Write each line exactly as it stands, from the line containing "Output a JSON" through the end of the data.

— start of Records —

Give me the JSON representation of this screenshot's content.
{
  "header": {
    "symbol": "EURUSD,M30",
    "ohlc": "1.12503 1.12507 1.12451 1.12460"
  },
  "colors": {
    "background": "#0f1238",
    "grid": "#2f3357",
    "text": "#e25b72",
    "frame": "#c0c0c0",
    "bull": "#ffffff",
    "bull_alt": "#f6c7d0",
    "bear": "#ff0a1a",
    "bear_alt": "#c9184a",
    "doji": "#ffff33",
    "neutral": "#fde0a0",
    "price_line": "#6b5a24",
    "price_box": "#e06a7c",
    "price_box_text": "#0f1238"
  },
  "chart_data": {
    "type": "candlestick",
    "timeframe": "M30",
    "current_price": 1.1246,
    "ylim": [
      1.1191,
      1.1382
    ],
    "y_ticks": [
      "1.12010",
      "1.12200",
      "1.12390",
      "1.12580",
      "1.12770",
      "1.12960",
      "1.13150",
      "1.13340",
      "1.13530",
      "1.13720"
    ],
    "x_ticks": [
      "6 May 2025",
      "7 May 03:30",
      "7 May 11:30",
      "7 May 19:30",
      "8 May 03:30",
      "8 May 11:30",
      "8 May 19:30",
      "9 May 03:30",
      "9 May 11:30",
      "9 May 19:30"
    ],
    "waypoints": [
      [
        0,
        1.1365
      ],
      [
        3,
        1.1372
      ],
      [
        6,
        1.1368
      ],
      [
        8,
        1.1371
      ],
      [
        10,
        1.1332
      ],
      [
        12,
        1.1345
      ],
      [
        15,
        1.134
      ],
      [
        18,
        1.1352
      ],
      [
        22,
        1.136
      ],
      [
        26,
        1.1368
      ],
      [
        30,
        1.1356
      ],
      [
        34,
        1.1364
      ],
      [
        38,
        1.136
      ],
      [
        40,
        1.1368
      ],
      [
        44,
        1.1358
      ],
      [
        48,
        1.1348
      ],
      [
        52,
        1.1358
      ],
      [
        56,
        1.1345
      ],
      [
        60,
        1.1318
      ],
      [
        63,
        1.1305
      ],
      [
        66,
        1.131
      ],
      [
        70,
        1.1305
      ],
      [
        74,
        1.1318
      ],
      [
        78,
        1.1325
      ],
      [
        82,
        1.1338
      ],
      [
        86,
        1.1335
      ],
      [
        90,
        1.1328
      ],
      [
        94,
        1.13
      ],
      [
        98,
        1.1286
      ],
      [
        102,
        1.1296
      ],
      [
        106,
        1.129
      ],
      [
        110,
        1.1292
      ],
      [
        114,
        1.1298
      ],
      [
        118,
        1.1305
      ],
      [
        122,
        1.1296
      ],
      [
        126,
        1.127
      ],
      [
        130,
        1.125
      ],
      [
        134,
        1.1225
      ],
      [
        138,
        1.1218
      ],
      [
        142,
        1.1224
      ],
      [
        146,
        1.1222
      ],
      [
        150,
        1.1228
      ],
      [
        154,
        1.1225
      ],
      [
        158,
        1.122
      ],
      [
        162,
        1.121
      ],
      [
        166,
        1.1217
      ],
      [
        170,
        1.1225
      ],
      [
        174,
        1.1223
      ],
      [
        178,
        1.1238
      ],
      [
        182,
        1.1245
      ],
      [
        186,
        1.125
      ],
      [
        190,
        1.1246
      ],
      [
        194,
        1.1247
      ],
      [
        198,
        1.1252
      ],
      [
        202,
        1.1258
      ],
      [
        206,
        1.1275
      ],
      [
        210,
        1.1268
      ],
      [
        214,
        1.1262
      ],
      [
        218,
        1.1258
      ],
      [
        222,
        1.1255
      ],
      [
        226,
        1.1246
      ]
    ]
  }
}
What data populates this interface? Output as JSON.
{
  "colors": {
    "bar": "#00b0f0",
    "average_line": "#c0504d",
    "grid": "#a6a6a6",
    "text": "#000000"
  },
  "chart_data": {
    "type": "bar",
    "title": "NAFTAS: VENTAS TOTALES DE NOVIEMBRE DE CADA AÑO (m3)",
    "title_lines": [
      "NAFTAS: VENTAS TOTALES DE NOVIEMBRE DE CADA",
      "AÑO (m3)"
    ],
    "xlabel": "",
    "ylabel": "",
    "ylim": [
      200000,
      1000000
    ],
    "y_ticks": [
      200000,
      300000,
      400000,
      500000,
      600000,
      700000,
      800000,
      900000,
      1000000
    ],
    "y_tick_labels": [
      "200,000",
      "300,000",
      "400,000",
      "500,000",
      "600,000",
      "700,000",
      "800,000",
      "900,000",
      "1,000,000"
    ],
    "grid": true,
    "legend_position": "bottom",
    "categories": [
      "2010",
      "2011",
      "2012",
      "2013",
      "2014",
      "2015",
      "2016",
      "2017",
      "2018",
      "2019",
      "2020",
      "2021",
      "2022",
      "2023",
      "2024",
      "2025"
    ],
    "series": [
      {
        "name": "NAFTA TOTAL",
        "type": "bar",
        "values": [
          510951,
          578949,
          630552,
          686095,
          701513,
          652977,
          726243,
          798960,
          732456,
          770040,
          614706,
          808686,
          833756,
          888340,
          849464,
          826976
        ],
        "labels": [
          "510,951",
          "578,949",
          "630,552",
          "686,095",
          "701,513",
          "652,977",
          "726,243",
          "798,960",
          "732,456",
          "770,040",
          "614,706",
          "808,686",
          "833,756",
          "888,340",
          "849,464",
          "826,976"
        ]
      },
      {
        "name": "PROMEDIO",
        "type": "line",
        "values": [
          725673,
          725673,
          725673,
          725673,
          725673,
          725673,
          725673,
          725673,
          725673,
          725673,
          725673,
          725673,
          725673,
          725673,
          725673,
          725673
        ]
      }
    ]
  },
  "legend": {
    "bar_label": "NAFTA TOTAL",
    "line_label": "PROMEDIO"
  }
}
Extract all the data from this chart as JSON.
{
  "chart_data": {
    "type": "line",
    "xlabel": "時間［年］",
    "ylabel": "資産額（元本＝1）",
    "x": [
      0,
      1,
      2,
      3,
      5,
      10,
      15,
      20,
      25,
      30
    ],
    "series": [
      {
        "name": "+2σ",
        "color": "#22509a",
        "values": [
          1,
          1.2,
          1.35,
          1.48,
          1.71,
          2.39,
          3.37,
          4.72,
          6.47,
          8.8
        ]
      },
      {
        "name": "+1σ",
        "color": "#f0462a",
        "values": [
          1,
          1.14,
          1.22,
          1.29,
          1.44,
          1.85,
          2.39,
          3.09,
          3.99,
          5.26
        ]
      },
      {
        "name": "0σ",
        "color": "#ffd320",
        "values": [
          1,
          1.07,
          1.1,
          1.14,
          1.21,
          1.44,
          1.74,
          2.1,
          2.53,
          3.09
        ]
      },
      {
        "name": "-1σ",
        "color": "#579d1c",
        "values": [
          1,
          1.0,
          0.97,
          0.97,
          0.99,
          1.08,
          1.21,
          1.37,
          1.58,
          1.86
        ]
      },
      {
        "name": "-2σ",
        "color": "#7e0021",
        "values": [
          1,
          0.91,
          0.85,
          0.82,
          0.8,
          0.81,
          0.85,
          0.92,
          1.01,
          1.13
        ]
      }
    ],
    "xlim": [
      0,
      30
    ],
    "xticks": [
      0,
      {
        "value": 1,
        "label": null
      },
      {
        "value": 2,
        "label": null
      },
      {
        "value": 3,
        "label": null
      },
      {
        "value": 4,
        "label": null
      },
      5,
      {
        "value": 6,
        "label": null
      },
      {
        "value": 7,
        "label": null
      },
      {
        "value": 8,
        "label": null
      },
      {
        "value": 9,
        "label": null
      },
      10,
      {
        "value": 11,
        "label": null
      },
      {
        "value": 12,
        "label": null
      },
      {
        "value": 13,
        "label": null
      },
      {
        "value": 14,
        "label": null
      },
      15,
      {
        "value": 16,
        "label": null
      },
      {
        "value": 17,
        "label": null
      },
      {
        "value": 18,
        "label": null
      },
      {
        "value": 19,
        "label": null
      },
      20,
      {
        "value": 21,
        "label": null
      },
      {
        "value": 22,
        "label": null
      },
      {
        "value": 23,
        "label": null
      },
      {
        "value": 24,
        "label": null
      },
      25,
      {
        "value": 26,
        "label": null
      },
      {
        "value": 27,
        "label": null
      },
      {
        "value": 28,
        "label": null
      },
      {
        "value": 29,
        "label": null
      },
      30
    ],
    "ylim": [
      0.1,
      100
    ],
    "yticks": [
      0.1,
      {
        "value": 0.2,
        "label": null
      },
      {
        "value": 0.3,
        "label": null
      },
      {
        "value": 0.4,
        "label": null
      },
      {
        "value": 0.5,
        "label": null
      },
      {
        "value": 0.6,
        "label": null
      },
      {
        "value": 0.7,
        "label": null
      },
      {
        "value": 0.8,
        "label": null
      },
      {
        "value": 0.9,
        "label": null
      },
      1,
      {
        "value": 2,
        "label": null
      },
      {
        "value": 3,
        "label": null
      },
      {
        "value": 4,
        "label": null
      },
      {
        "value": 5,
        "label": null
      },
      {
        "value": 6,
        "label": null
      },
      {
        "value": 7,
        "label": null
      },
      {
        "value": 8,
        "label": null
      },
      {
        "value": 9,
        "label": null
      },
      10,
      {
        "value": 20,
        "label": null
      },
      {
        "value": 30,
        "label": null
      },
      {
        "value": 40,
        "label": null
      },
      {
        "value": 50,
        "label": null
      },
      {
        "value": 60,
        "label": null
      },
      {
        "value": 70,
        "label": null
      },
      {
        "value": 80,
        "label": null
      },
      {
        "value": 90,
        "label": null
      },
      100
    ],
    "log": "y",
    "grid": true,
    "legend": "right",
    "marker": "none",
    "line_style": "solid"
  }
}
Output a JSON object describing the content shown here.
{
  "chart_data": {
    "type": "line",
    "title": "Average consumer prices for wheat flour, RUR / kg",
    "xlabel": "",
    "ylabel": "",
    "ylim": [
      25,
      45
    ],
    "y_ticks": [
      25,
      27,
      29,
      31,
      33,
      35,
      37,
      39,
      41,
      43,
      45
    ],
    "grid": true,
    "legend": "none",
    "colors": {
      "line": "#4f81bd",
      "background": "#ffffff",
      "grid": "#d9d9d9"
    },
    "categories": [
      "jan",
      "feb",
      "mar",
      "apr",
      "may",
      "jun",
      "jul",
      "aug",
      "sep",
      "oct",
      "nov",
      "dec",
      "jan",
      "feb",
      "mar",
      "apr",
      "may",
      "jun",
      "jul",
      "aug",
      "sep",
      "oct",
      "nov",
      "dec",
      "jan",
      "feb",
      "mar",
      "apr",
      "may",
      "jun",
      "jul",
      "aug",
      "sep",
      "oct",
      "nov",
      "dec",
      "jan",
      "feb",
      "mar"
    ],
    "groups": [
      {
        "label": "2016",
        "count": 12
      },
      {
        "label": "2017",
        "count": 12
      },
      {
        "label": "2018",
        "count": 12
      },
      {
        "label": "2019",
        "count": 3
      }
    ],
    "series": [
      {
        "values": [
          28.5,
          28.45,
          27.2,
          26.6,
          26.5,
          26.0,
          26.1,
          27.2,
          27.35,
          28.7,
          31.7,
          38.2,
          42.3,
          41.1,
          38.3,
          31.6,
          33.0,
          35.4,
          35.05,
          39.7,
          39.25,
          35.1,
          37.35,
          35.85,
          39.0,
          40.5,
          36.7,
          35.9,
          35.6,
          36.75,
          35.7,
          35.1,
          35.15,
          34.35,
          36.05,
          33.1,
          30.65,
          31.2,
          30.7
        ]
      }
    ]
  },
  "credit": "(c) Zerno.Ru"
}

— end of Records —

» Result of this task:
Output a JSON object describing the content shown here.
{
  "chart_data": {
    "type": "line",
    "title": "Average consumer prices for wheat flour, RUR / kg",
    "xlabel": "",
    "ylabel": "",
    "ylim": [
      25,
      45
    ],
    "y_ticks": [
      25,
      27,
      29,
      31,
      33,
      35,
      37,
      39,
      41,
      43,
      45
    ],
    "grid": true,
    "legend": "none",
    "colors": {
      "line": "#4f81bd",
      "background": "#ffffff",
      "grid": "#d9d9d9"
    },
    "categories": [
      "jan",
      "feb",
      "mar",
      "apr",
      "may",
      "jun",
      "jul",
      "aug",
      "sep",
      "oct",
      "nov",
      "dec",
      "jan",
      "feb",
      "mar",
      "apr",
      "may",
      "jun",
      "jul",
      "aug",
      "sep",
      "oct",
      "nov",
      "dec",
      "jan",
      "feb",
      "mar",
      "apr",
      "may",
      "jun",
      "jul",
      "aug",
      "sep",
      "oct",
      "nov",
      "dec",
      "jan",
      "feb",
      "mar"
    ],
    "groups": [
      {
        "label": "2016",
        "count": 12
      },
      {
        "label": "2017",
        "count": 12
      },
      {
        "label": "2018",
        "count": 12
      },
      {
        "label": "2019",
        "count": 3
      }
    ],
    "series": [
      {
        "values": [
          28.5,
          28.45,
          27.2,
          26.6,
          26.5,
          26.0,
          26.1,
          27.2,
          27.35,
          28.7,
          31.7,
          38.2,
          42.3,
          41.1,
          38.3,
          31.6,
          33.0,
          35.4,
          35.05,
          39.7,
          39.25,
          35.1,
          37.35,
          35.85,
          39.0,
          40.5,
          36.7,
          35.9,
          35.6,
          36.75,
          35.7,
          35.1,
          35.15,
          34.35,
          36.05,
          33.1,
          30.65,
          31.2,
          30.7
        ]
      }
    ]
  },
  "credit": "(c) Zerno.Ru"
}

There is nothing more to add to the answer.